> _Task requirements_
The data below must be copied in full and without any change.

+---+

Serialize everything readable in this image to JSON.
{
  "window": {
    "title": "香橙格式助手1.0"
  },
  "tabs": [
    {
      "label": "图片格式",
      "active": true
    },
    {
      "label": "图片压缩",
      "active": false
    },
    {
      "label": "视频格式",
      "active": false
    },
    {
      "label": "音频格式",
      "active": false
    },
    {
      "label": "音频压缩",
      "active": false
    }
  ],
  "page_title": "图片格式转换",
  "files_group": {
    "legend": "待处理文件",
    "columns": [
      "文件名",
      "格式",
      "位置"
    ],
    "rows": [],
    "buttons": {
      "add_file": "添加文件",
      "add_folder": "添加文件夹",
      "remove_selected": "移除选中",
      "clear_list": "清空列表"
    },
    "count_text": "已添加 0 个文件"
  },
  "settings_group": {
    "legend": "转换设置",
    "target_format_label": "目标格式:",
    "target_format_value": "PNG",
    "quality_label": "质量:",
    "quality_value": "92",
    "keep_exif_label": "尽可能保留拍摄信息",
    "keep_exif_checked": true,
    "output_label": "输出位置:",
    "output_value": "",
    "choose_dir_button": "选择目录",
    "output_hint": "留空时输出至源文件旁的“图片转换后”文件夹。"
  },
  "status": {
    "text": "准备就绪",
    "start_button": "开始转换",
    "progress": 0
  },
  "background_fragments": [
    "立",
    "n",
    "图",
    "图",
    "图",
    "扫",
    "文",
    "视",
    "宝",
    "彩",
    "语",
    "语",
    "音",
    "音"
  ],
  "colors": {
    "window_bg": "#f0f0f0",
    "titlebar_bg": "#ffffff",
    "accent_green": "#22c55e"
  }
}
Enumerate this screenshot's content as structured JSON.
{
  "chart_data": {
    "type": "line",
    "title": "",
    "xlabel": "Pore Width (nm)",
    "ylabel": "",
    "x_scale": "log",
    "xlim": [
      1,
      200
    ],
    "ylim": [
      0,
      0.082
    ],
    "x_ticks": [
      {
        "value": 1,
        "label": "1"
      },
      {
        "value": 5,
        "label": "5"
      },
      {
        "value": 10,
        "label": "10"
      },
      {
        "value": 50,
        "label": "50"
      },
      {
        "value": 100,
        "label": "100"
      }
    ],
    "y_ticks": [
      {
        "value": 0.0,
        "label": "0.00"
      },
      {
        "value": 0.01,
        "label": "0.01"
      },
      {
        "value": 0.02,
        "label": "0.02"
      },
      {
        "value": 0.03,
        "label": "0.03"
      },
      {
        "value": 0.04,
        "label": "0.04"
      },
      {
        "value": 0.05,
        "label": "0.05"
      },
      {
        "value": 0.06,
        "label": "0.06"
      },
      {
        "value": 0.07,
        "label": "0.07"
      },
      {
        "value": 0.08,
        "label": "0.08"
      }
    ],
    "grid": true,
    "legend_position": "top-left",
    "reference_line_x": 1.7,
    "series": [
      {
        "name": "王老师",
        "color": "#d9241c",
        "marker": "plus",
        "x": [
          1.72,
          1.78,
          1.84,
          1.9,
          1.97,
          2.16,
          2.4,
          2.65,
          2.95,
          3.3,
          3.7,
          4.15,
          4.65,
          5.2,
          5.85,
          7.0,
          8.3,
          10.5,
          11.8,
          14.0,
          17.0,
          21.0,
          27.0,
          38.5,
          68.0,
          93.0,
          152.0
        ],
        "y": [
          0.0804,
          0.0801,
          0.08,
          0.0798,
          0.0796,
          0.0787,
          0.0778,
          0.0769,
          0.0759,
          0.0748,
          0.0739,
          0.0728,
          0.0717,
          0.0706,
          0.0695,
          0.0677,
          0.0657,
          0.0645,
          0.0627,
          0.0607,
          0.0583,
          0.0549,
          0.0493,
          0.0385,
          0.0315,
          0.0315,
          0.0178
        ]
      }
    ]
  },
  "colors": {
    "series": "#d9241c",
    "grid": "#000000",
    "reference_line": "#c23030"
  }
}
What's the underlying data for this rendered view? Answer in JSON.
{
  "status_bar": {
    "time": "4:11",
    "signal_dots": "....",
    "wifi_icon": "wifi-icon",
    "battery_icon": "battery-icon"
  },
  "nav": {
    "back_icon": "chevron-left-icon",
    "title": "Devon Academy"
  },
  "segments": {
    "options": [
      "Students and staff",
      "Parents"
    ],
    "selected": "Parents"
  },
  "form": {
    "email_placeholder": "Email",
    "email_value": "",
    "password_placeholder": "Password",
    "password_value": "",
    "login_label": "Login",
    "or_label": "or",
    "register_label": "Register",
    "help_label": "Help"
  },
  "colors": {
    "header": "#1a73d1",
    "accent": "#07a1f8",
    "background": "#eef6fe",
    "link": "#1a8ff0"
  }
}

+---+

> _In response_
Serialize everything readable in this image to JSON.
{
  "window": {
    "title": "香橙格式助手1.0"
  },
  "tabs": [
    {
      "label": "图片格式",
      "active": true
    },
    {
      "label": "图片压缩",
      "active": false
    },
    {
      "label": "视频格式",
      "active": false
    },
    {
      "label": "音频格式",
      "active": false
    },
    {
      "label": "音频压缩",
      "active": false
    }
  ],
  "page_title": "图片格式转换",
  "files_group": {
    "legend": "待处理文件",
    "columns": [
      "文件名",
      "格式",
      "位置"
    ],
    "rows": [],
    "buttons": {
      "add_file": "添加文件",
      "add_folder": "添加文件夹",
      "remove_selected": "移除选中",
      "clear_list": "清空列表"
    },
    "count_text": "已添加 0 个文件"
  },
  "settings_group": {
    "legend": "转换设置",
    "target_format_label": "目标格式:",
    "target_format_value": "PNG",
    "quality_label": "质量:",
    "quality_value": "92",
    "keep_exif_label": "尽可能保留拍摄信息",
    "keep_exif_checked": true,
    "output_label": "输出位置:",
    "output_value": "",
    "choose_dir_button": "选择目录",
    "output_hint": "留空时输出至源文件旁的“图片转换后”文件夹。"
  },
  "status": {
    "text": "准备就绪",
    "start_button": "开始转换",
    "progress": 0
  },
  "background_fragments": [
    "立",
    "n",
    "图",
    "图",
    "图",
    "扫",
    "文",
    "视",
    "宝",
    "彩",
    "语",
    "语",
    "音",
    "音"
  ],
  "colors": {
    "window_bg": "#f0f0f0",
    "titlebar_bg": "#ffffff",
    "accent_green": "#22c55e"
  }
}
Enumerate this screenshot's content as structured JSON.
{
  "chart_data": {
    "type": "line",
    "title": "",
    "xlabel": "Pore Width (nm)",
    "ylabel": "",
    "x_scale": "log",
    "xlim": [
      1,
      200
    ],
    "ylim": [
      0,
      0.082
    ],
    "x_ticks": [
      {
        "value": 1,
        "label": "1"
      },
      {
        "value": 5,
        "label": "5"
      },
      {
        "value": 10,
        "label": "10"
      },
      {
        "value": 50,
        "label": "50"
      },
      {
        "value": 100,
        "label": "100"
      }
    ],
    "y_ticks": [
      {
        "value": 0.0,
        "label": "0.00"
      },
      {
        "value": 0.01,
        "label": "0.01"
      },
      {
        "value": 0.02,
        "label": "0.02"
      },
      {
        "value": 0.03,
        "label": "0.03"
      },
      {
        "value": 0.04,
        "label": "0.04"
      },
      {
        "value": 0.05,
        "label": "0.05"
      },
      {
        "value": 0.06,
        "label": "0.06"
      },
      {
        "value": 0.07,
        "label": "0.07"
      },
      {
        "value": 0.08,
        "label": "0.08"
      }
    ],
    "grid": true,
    "legend_position": "top-left",
    "reference_line_x": 1.7,
    "series": [
      {
        "name": "王老师",
        "color": "#d9241c",
        "marker": "plus",
        "x": [
          1.72,
          1.78,
          1.84,
          1.9,
          1.97,
          2.16,
          2.4,
          2.65,
          2.95,
          3.3,
          3.7,
          4.15,
          4.65,
          5.2,
          5.85,
          7.0,
          8.3,
          10.5,
          11.8,
          14.0,
          17.0,
          21.0,
          27.0,
          38.5,
          68.0,
          93.0,
          152.0
        ],
        "y": [
          0.0804,
          0.0801,
          0.08,
          0.0798,
          0.0796,
          0.0787,
          0.0778,
          0.0769,
          0.0759,
          0.0748,
          0.0739,
          0.0728,
          0.0717,
          0.0706,
          0.0695,
          0.0677,
          0.0657,
          0.0645,
          0.0627,
          0.0607,
          0.0583,
          0.0549,
          0.0493,
          0.0385,
          0.0315,
          0.0315,
          0.0178
        ]
      }
    ]
  },
  "colors": {
    "series": "#d9241c",
    "grid": "#000000",
    "reference_line": "#c23030"
  }
}
What's the underlying data for this rendered view? Answer in JSON.
{
  "status_bar": {
    "time": "4:11",
    "signal_dots": "....",
    "wifi_icon": "wifi-icon",
    "battery_icon": "battery-icon"
  },
  "nav": {
    "back_icon": "chevron-left-icon",
    "title": "Devon Academy"
  },
  "segments": {
    "options": [
      "Students and staff",
      "Parents"
    ],
    "selected": "Parents"
  },
  "form": {
    "email_placeholder": "Email",
    "email_value": "",
    "password_placeholder": "Password",
    "password_value": "",
    "login_label": "Login",
    "or_label": "or",
    "register_label": "Register",
    "help_label": "Help"
  },
  "colors": {
    "header": "#1a73d1",
    "accent": "#07a1f8",
    "background": "#eef6fe",
    "link": "#1a8ff0"
  }
}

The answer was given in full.